- _Exercise directions_: Rewrite the records from the line with "UI element localization: list" to the line with "x-category-label: 年 度 xyxy=(539,552,595,574)", both ends included, as a numbered list with any blank lines left out.

- _Input material_:
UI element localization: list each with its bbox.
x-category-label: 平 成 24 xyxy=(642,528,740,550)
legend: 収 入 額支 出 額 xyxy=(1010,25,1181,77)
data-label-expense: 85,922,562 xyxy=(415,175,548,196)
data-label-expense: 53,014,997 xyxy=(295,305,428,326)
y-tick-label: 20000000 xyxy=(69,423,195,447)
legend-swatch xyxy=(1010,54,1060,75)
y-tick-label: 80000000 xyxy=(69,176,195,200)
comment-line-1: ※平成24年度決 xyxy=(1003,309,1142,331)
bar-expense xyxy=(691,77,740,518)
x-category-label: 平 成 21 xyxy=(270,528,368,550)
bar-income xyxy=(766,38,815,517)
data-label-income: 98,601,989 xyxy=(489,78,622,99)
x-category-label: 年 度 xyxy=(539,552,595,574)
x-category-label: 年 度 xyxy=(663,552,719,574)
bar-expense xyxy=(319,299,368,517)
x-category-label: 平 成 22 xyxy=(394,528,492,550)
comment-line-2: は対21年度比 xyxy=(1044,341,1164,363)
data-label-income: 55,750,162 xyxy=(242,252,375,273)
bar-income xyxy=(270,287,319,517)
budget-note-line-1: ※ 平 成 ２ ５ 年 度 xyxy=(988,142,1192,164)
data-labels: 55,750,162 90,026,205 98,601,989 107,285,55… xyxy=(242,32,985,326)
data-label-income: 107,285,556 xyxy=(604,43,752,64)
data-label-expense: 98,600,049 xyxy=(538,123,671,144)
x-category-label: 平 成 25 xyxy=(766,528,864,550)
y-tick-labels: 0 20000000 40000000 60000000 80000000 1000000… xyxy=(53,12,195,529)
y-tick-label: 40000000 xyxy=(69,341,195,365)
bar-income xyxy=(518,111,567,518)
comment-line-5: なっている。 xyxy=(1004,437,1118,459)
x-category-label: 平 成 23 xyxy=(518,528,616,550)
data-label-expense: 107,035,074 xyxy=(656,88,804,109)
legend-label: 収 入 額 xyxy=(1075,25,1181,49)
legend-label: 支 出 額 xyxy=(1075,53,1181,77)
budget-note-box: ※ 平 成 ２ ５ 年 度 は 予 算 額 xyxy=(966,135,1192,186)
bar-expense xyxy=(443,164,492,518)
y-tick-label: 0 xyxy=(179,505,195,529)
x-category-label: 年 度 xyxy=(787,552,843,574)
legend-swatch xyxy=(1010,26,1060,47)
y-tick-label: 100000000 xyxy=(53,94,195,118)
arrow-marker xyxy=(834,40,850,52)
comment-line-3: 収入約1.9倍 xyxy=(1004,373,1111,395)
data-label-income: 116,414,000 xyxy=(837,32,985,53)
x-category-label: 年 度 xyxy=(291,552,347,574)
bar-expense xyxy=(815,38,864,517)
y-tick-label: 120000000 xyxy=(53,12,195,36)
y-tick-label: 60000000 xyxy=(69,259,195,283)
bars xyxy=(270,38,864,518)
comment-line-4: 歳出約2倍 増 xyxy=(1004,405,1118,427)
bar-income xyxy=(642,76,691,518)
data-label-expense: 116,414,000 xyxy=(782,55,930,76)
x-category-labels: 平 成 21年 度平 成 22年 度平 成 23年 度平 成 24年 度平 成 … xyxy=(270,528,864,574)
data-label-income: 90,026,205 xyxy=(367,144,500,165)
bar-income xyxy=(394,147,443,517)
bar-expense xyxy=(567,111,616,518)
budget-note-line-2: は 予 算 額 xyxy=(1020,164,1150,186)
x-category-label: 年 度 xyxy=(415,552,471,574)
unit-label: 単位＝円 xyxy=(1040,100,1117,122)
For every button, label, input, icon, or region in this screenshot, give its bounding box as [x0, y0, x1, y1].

--

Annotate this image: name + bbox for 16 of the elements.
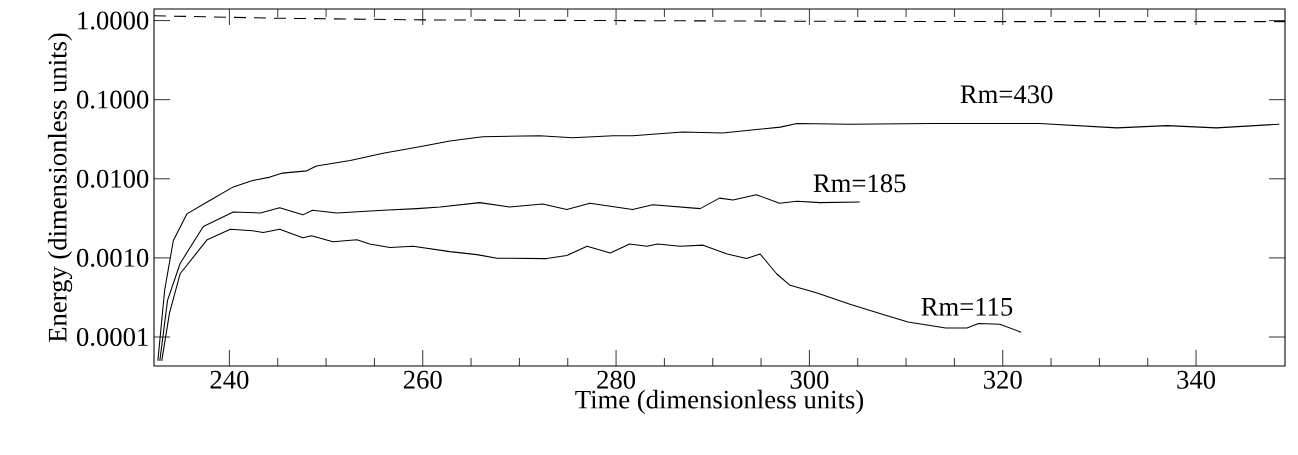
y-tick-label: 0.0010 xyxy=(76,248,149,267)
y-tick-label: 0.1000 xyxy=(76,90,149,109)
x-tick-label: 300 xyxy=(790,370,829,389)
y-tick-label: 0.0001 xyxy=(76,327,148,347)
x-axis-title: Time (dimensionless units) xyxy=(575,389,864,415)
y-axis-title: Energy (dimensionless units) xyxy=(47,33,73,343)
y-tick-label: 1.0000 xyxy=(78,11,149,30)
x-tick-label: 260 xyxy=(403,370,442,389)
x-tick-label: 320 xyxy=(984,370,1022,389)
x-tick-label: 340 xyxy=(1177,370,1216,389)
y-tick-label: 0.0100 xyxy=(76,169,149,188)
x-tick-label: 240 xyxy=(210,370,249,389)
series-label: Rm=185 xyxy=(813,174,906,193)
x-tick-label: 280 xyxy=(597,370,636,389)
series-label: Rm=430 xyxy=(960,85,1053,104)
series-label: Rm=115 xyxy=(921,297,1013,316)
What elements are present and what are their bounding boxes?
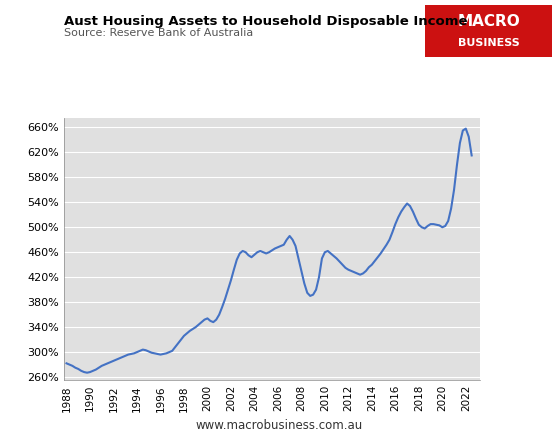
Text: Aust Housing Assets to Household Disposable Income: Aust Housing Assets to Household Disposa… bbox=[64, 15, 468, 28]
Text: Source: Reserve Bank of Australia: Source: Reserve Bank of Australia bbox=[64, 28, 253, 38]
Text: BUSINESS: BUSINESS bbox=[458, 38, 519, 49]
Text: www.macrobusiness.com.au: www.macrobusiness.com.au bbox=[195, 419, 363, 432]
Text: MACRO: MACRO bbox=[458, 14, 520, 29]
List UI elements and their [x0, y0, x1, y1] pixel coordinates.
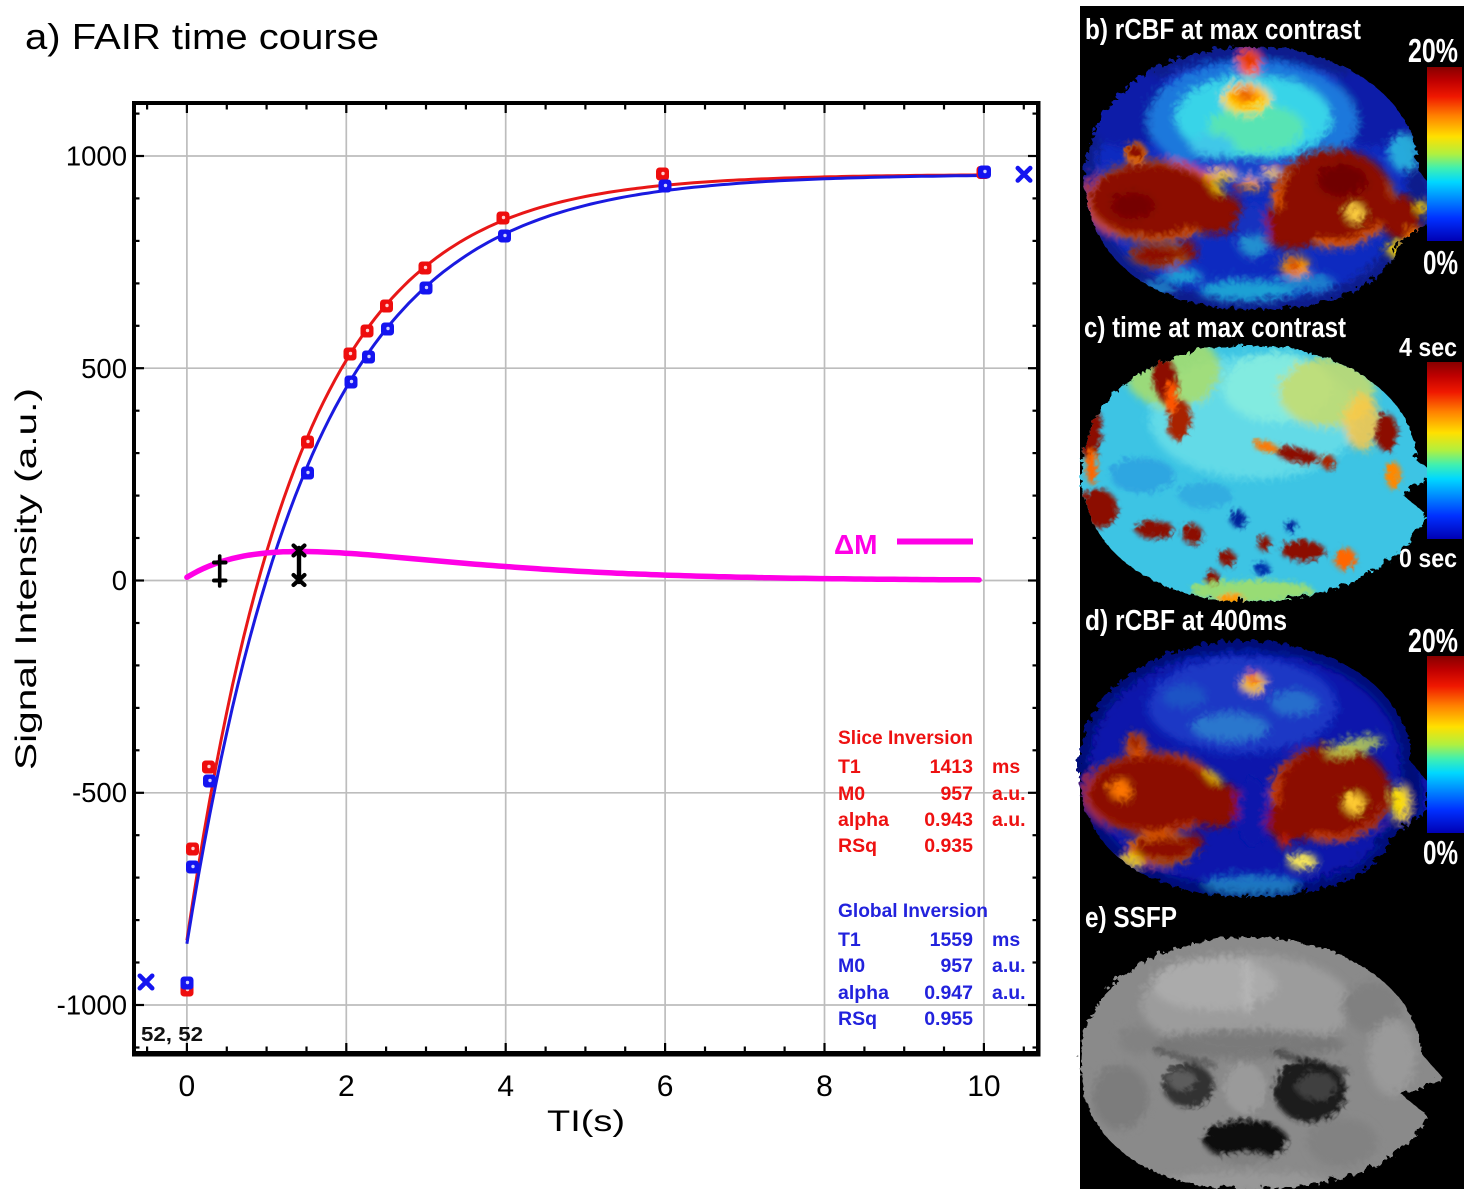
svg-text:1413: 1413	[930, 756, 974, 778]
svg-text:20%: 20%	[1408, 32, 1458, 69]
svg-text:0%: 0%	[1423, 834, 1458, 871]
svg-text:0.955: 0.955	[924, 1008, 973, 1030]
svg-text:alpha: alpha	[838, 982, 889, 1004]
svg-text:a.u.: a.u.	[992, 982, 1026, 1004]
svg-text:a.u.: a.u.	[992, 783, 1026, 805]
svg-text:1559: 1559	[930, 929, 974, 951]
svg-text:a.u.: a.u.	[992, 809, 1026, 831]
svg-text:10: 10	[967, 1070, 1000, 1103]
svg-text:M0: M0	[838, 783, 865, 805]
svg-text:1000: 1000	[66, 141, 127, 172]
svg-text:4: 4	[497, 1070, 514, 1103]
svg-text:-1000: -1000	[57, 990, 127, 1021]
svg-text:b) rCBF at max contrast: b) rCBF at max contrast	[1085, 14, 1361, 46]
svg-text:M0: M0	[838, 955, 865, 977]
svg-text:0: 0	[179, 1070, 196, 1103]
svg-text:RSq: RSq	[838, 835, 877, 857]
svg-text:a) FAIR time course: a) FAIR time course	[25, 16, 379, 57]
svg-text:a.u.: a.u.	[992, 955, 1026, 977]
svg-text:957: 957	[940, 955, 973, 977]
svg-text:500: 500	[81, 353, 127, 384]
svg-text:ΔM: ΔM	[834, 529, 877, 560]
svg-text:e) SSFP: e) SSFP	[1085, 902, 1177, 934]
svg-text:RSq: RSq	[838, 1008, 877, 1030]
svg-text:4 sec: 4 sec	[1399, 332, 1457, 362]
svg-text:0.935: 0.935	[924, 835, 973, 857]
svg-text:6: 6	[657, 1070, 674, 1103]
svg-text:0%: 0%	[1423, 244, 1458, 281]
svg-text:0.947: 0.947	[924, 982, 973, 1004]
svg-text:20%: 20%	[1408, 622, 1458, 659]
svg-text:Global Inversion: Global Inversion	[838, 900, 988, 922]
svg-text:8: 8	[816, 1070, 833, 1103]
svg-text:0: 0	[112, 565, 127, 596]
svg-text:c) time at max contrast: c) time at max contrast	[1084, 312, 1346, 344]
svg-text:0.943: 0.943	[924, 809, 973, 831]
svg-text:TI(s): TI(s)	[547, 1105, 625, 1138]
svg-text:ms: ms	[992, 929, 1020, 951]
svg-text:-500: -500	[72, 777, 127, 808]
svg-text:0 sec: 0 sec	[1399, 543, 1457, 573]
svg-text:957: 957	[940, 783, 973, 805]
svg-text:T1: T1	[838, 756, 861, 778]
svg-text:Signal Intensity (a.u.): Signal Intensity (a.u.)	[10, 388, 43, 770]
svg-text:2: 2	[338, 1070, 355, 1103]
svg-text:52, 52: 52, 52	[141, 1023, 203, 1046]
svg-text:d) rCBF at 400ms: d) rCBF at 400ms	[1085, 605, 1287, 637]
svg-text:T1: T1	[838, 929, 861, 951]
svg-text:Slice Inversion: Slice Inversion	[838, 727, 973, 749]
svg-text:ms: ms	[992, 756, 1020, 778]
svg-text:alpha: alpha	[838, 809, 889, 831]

- _Written solution_:
1. UI element localization: list each with its bbox.
2. x-category-label: 平 成 24 xyxy=(642,528,740,550)
3. legend: 収 入 額支 出 額 xyxy=(1010,25,1181,77)
4. data-label-expense: 85,922,562 xyxy=(415,175,548,196)
5. data-label-expense: 53,014,997 xyxy=(295,305,428,326)
6. y-tick-label: 20000000 xyxy=(69,423,195,447)
7. legend-swatch xyxy=(1010,54,1060,75)
8. y-tick-label: 80000000 xyxy=(69,176,195,200)
9. comment-line-1: ※平成24年度決 xyxy=(1003,309,1142,331)
10. bar-expense xyxy=(691,77,740,518)
11. x-category-label: 平 成 21 xyxy=(270,528,368,550)
12. bar-income xyxy=(766,38,815,517)
13. data-label-income: 98,601,989 xyxy=(489,78,622,99)
14. x-category-label: 年 度 xyxy=(539,552,595,574)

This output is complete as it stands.